(Information given):
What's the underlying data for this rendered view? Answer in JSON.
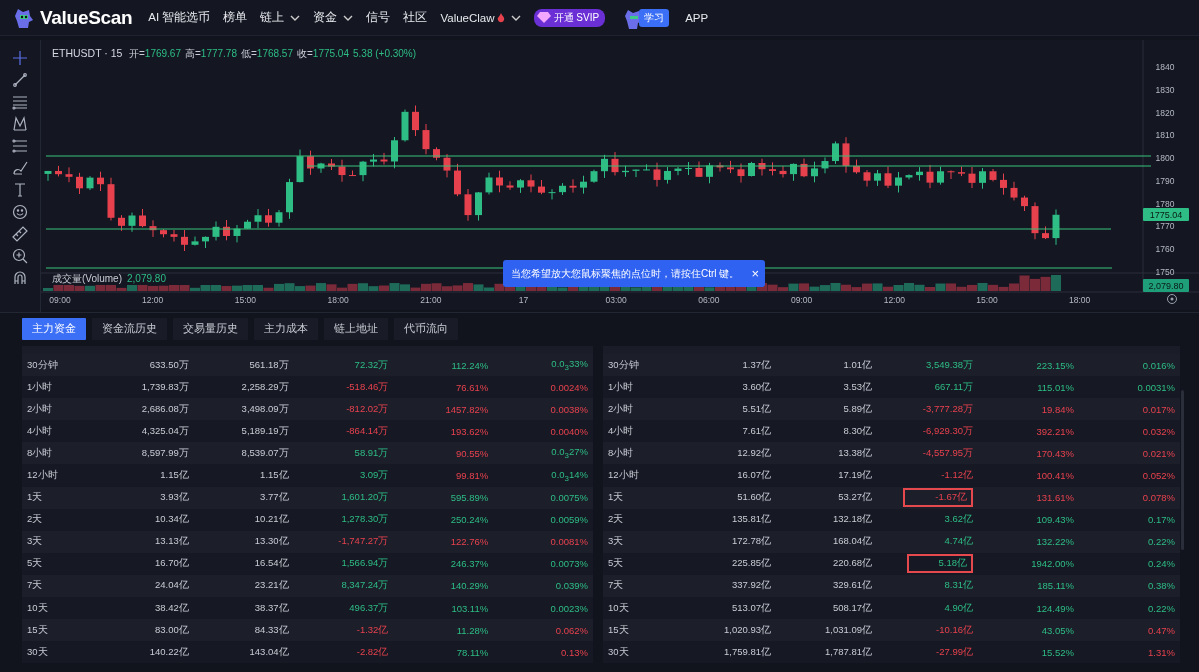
{
  "header": {
    "brand": "ValueScan",
    "nav": [
      {
        "label": "AI 智能选币",
        "dropdown": false,
        "hot": false
      },
      {
        "label": "榜单",
        "dropdown": false,
        "hot": false
      },
      {
        "label": "链上",
        "dropdown": true,
        "hot": false
      },
      {
        "label": "资金",
        "dropdown": true,
        "hot": false
      },
      {
        "label": "信号",
        "dropdown": false,
        "hot": false
      },
      {
        "label": "社区",
        "dropdown": false,
        "hot": false
      },
      {
        "label": "ValueClaw",
        "dropdown": true,
        "hot": true
      }
    ],
    "svip": "开通 SVIP",
    "learn": "学习",
    "app": "APP"
  },
  "chart": {
    "symbol": "ETHUSDT · 15",
    "ohlc": [
      {
        "label": "开=",
        "value": "1769.67"
      },
      {
        "label": "高=",
        "value": "1777.78"
      },
      {
        "label": "低=",
        "value": "1768.57"
      },
      {
        "label": "收=",
        "value": "1775.04"
      }
    ],
    "change": "5.38 (+0.30%)",
    "volume_label": "成交量(Volume)",
    "volume_value": "2,079.80",
    "yticks": [
      "1840",
      "1830",
      "1820",
      "1810",
      "1800",
      "1790",
      "1780",
      "1770",
      "1760",
      "1750"
    ],
    "last_price": "1775.04",
    "volume_tag": "2,079.80",
    "xticks": [
      "09:00",
      "12:00",
      "15:00",
      "18:00",
      "21:00",
      "17",
      "03:00",
      "06:00",
      "09:00",
      "12:00",
      "15:00",
      "18:00"
    ],
    "toast": {
      "text": "当您希望放大您鼠标聚焦的点位时，请按住Ctrl 键。",
      "close": "×"
    }
  },
  "tabs": [
    {
      "label": "主力资金",
      "selected": true
    },
    {
      "label": "资金流历史",
      "selected": false
    },
    {
      "label": "交易量历史",
      "selected": false
    },
    {
      "label": "主力成本",
      "selected": false
    },
    {
      "label": "链上地址",
      "selected": false
    },
    {
      "label": "代币流向",
      "selected": false
    }
  ],
  "tables": [
    {
      "rows": [
        {
          "cells": [
            "30分钟",
            "633.50万",
            "561.18万"
          ],
          "signed": [
            {
              "text": "72.32万",
              "up": true
            },
            {
              "text": "112.24%",
              "up": true
            },
            {
              "text": "0.0$_{3}$33%",
              "up": true
            }
          ]
        },
        {
          "cells": [
            "1小时",
            "1,739.83万",
            "2,258.29万"
          ],
          "signed": [
            {
              "text": "-518.46万",
              "up": false
            },
            {
              "text": "76.61%",
              "up": false
            },
            {
              "text": "0.0024%",
              "up": false
            }
          ]
        },
        {
          "cells": [
            "2小时",
            "2,686.08万",
            "3,498.09万"
          ],
          "signed": [
            {
              "text": "-812.02万",
              "up": false
            },
            {
              "text": "1457.82%",
              "up": false
            },
            {
              "text": "0.0038%",
              "up": false
            }
          ]
        },
        {
          "cells": [
            "4小时",
            "4,325.04万",
            "5,189.19万"
          ],
          "signed": [
            {
              "text": "-864.14万",
              "up": false
            },
            {
              "text": "193.62%",
              "up": false
            },
            {
              "text": "0.0040%",
              "up": false
            }
          ]
        },
        {
          "cells": [
            "8小时",
            "8,597.99万",
            "8,539.07万"
          ],
          "signed": [
            {
              "text": "58.91万",
              "up": true
            },
            {
              "text": "90.55%",
              "up": false
            },
            {
              "text": "0.0$_{3}$27%",
              "up": true
            }
          ]
        },
        {
          "cells": [
            "12小时",
            "1.15亿",
            "1.15亿"
          ],
          "signed": [
            {
              "text": "3.09万",
              "up": true
            },
            {
              "text": "99.81%",
              "up": false
            },
            {
              "text": "0.0$_{3}$14%",
              "up": true
            }
          ]
        },
        {
          "cells": [
            "1天",
            "3.93亿",
            "3.77亿"
          ],
          "signed": [
            {
              "text": "1,601.20万",
              "up": true
            },
            {
              "text": "595.89%",
              "up": true
            },
            {
              "text": "0.0075%",
              "up": true
            }
          ]
        },
        {
          "cells": [
            "2天",
            "10.34亿",
            "10.21亿"
          ],
          "signed": [
            {
              "text": "1,278.30万",
              "up": true
            },
            {
              "text": "250.24%",
              "up": true
            },
            {
              "text": "0.0059%",
              "up": true
            }
          ]
        },
        {
          "cells": [
            "3天",
            "13.13亿",
            "13.30亿"
          ],
          "signed": [
            {
              "text": "-1,747.27万",
              "up": false
            },
            {
              "text": "122.76%",
              "up": false
            },
            {
              "text": "0.0081%",
              "up": false
            }
          ]
        },
        {
          "cells": [
            "5天",
            "16.70亿",
            "16.54亿"
          ],
          "signed": [
            {
              "text": "1,566.94万",
              "up": true
            },
            {
              "text": "246.37%",
              "up": true
            },
            {
              "text": "0.0073%",
              "up": true
            }
          ]
        },
        {
          "cells": [
            "7天",
            "24.04亿",
            "23.21亿"
          ],
          "signed": [
            {
              "text": "8,347.24万",
              "up": true
            },
            {
              "text": "140.29%",
              "up": true
            },
            {
              "text": "0.039%",
              "up": true
            }
          ]
        },
        {
          "cells": [
            "10天",
            "38.42亿",
            "38.37亿"
          ],
          "signed": [
            {
              "text": "496.37万",
              "up": true
            },
            {
              "text": "103.11%",
              "up": true
            },
            {
              "text": "0.0023%",
              "up": true
            }
          ]
        },
        {
          "cells": [
            "15天",
            "83.00亿",
            "84.33亿"
          ],
          "signed": [
            {
              "text": "-1.32亿",
              "up": false
            },
            {
              "text": "11.28%",
              "up": true
            },
            {
              "text": "0.062%",
              "up": false
            }
          ]
        },
        {
          "cells": [
            "30天",
            "140.22亿",
            "143.04亿"
          ],
          "signed": [
            {
              "text": "-2.82亿",
              "up": false
            },
            {
              "text": "78.11%",
              "up": true
            },
            {
              "text": "0.13%",
              "up": false
            }
          ]
        }
      ]
    },
    {
      "rows": [
        {
          "cells": [
            "30分钟",
            "1.37亿",
            "1.01亿"
          ],
          "signed": [
            {
              "text": "3,549.38万",
              "up": true
            },
            {
              "text": "223.15%",
              "up": true
            },
            {
              "text": "0.016%",
              "up": true
            }
          ]
        },
        {
          "cells": [
            "1小时",
            "3.60亿",
            "3.53亿"
          ],
          "signed": [
            {
              "text": "667.11万",
              "up": true
            },
            {
              "text": "115.01%",
              "up": true
            },
            {
              "text": "0.0031%",
              "up": true
            }
          ]
        },
        {
          "cells": [
            "2小时",
            "5.51亿",
            "5.89亿"
          ],
          "signed": [
            {
              "text": "-3,777.28万",
              "up": false
            },
            {
              "text": "19.84%",
              "up": false
            },
            {
              "text": "0.017%",
              "up": false
            }
          ]
        },
        {
          "cells": [
            "4小时",
            "7.61亿",
            "8.30亿"
          ],
          "signed": [
            {
              "text": "-6,929.30万",
              "up": false
            },
            {
              "text": "392.21%",
              "up": false
            },
            {
              "text": "0.032%",
              "up": false
            }
          ]
        },
        {
          "cells": [
            "8小时",
            "12.92亿",
            "13.38亿"
          ],
          "signed": [
            {
              "text": "-4,557.95万",
              "up": false
            },
            {
              "text": "170.43%",
              "up": false
            },
            {
              "text": "0.021%",
              "up": false
            }
          ]
        },
        {
          "cells": [
            "12小时",
            "16.07亿",
            "17.19亿"
          ],
          "signed": [
            {
              "text": "-1.12亿",
              "up": false
            },
            {
              "text": "100.41%",
              "up": false
            },
            {
              "text": "0.052%",
              "up": false
            }
          ]
        },
        {
          "cells": [
            "1天",
            "51.60亿",
            "53.27亿"
          ],
          "signed": [
            {
              "text": "-1.67亿",
              "up": false,
              "boxed": true
            },
            {
              "text": "131.61%",
              "up": false
            },
            {
              "text": "0.078%",
              "up": false
            }
          ]
        },
        {
          "cells": [
            "2天",
            "135.81亿",
            "132.18亿"
          ],
          "signed": [
            {
              "text": "3.62亿",
              "up": true
            },
            {
              "text": "109.43%",
              "up": true
            },
            {
              "text": "0.17%",
              "up": true
            }
          ]
        },
        {
          "cells": [
            "3天",
            "172.78亿",
            "168.04亿"
          ],
          "signed": [
            {
              "text": "4.74亿",
              "up": true
            },
            {
              "text": "132.22%",
              "up": true
            },
            {
              "text": "0.22%",
              "up": true
            }
          ]
        },
        {
          "cells": [
            "5天",
            "225.85亿",
            "220.68亿"
          ],
          "signed": [
            {
              "text": "5.18亿",
              "up": true,
              "boxed": true
            },
            {
              "text": "1942.00%",
              "up": true
            },
            {
              "text": "0.24%",
              "up": true
            }
          ]
        },
        {
          "cells": [
            "7天",
            "337.92亿",
            "329.61亿"
          ],
          "signed": [
            {
              "text": "8.31亿",
              "up": true
            },
            {
              "text": "185.11%",
              "up": true
            },
            {
              "text": "0.38%",
              "up": true
            }
          ]
        },
        {
          "cells": [
            "10天",
            "513.07亿",
            "508.17亿"
          ],
          "signed": [
            {
              "text": "4.90亿",
              "up": true
            },
            {
              "text": "124.49%",
              "up": true
            },
            {
              "text": "0.22%",
              "up": true
            }
          ]
        },
        {
          "cells": [
            "15天",
            "1,020.93亿",
            "1,031.09亿"
          ],
          "signed": [
            {
              "text": "-10.16亿",
              "up": false
            },
            {
              "text": "43.05%",
              "up": true
            },
            {
              "text": "0.47%",
              "up": false
            }
          ]
        },
        {
          "cells": [
            "30天",
            "1,759.81亿",
            "1,787.81亿"
          ],
          "signed": [
            {
              "text": "-27.99亿",
              "up": false
            },
            {
              "text": "15.52%",
              "up": true
            },
            {
              "text": "1.31%",
              "up": false
            }
          ]
        }
      ]
    }
  ]
}
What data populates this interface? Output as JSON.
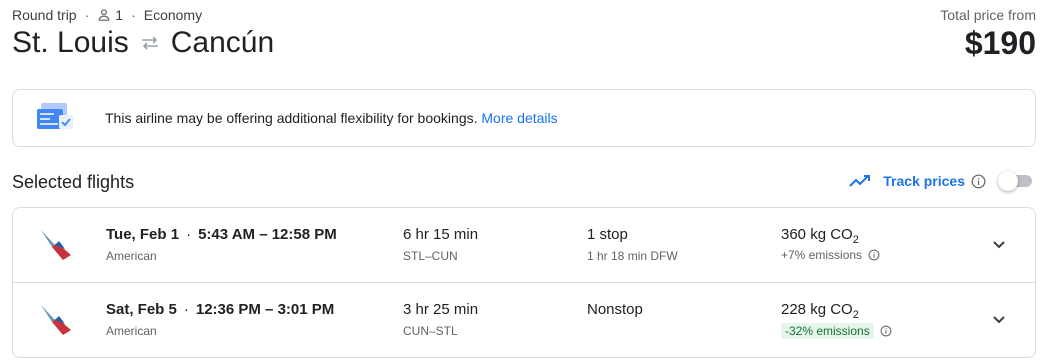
{
  "header": {
    "trip_type": "Round trip",
    "passengers": "1",
    "cabin": "Economy",
    "origin": "St. Louis",
    "destination": "Cancún",
    "total_label": "Total price from",
    "total_price": "$190"
  },
  "banner": {
    "message": "This airline may be offering additional flexibility for bookings.",
    "link": "More details"
  },
  "selected": {
    "title": "Selected flights",
    "track_label": "Track prices",
    "track_enabled": false
  },
  "flights": [
    {
      "date": "Tue, Feb 1",
      "times": "5:43 AM – 12:58 PM",
      "airline": "American",
      "duration": "6 hr 15 min",
      "airports": "STL–CUN",
      "stops": "1 stop",
      "layover": "1 hr 18 min DFW",
      "co2_value": "360 kg CO",
      "co2_sub": "2",
      "emissions": "+7% emissions",
      "emissions_good": false
    },
    {
      "date": "Sat, Feb 5",
      "times": "12:36 PM – 3:01 PM",
      "airline": "American",
      "duration": "3 hr 25 min",
      "airports": "CUN–STL",
      "stops": "Nonstop",
      "layover": "",
      "co2_value": "228 kg CO",
      "co2_sub": "2",
      "emissions": "-32% emissions",
      "emissions_good": true
    }
  ],
  "icons": {
    "person": "person-icon",
    "swap": "swap-arrows-icon",
    "banner": "flexible-booking-illustration",
    "trend": "trending-up-icon",
    "info": "info-icon",
    "expand": "chevron-down-icon",
    "airline_logo": "american-airlines-logo"
  },
  "colors": {
    "accent": "#1a73e8",
    "border": "#dadce0",
    "good_bg": "#e6f4ea",
    "good_text": "#137333"
  }
}
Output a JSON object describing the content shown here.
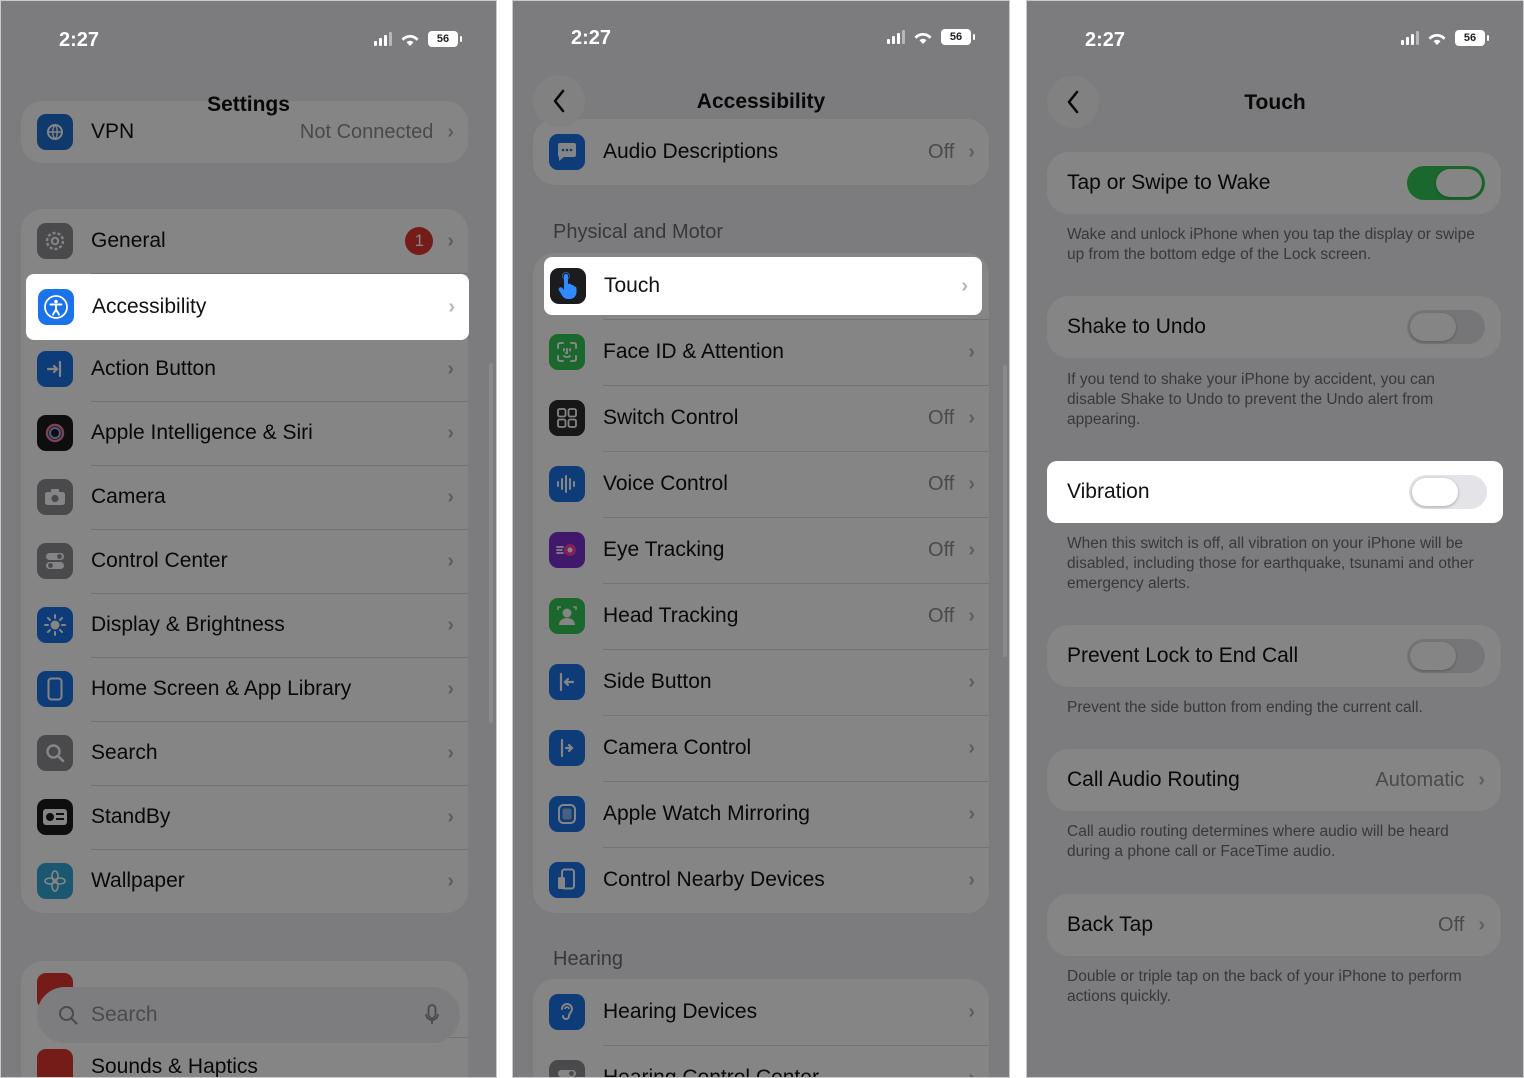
{
  "status": {
    "time": "2:27",
    "battery": "56"
  },
  "panel1": {
    "title": "Settings",
    "top_rows": [
      {
        "label": "VPN",
        "value": "Not Connected"
      }
    ],
    "items": [
      {
        "label": "General",
        "badge": "1"
      },
      {
        "label": "Accessibility"
      },
      {
        "label": "Action Button"
      },
      {
        "label": "Apple Intelligence & Siri"
      },
      {
        "label": "Camera"
      },
      {
        "label": "Control Center"
      },
      {
        "label": "Display & Brightness"
      },
      {
        "label": "Home Screen & App Library"
      },
      {
        "label": "Search"
      },
      {
        "label": "StandBy"
      },
      {
        "label": "Wallpaper"
      }
    ],
    "bottom_rows": [
      {
        "label": "Sounds & Haptics"
      }
    ],
    "search_placeholder": "Search"
  },
  "panel2": {
    "title": "Accessibility",
    "top_rows": [
      {
        "label": "Audio Descriptions",
        "value": "Off"
      }
    ],
    "section_physical": "Physical and Motor",
    "items": [
      {
        "label": "Touch"
      },
      {
        "label": "Face ID & Attention"
      },
      {
        "label": "Switch Control",
        "value": "Off"
      },
      {
        "label": "Voice Control",
        "value": "Off"
      },
      {
        "label": "Eye Tracking",
        "value": "Off"
      },
      {
        "label": "Head Tracking",
        "value": "Off"
      },
      {
        "label": "Side Button"
      },
      {
        "label": "Camera Control"
      },
      {
        "label": "Apple Watch Mirroring"
      },
      {
        "label": "Control Nearby Devices"
      }
    ],
    "section_hearing": "Hearing",
    "hearing_items": [
      {
        "label": "Hearing Devices"
      },
      {
        "label": "Hearing Control Center"
      }
    ]
  },
  "panel3": {
    "title": "Touch",
    "rows": [
      {
        "label": "Tap or Swipe to Wake",
        "toggle": true,
        "footer": "Wake and unlock iPhone when you tap the display or swipe up from the bottom edge of the Lock screen."
      },
      {
        "label": "Shake to Undo",
        "toggle": false,
        "footer": "If you tend to shake your iPhone by accident, you can disable Shake to Undo to prevent the Undo alert from appearing."
      },
      {
        "label": "Vibration",
        "toggle": false,
        "footer": "When this switch is off, all vibration on your iPhone will be disabled, including those for earthquake, tsunami and other emergency alerts."
      },
      {
        "label": "Prevent Lock to End Call",
        "toggle": false,
        "footer": "Prevent the side button from ending the current call."
      },
      {
        "label": "Call Audio Routing",
        "value": "Automatic",
        "footer": "Call audio routing determines where audio will be heard during a phone call or FaceTime audio."
      },
      {
        "label": "Back Tap",
        "value": "Off",
        "footer": "Double or triple tap on the back of your iPhone to perform actions quickly."
      }
    ]
  },
  "colors": {
    "accent_green": "#34c759",
    "badge_red": "#e0352f",
    "blue": "#1a73e8"
  }
}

(Objective): Find every line above that contains the word "Search", and return each one.

(Response to the exercise):
        "label": "Search"
    "search_placeholder": "Search"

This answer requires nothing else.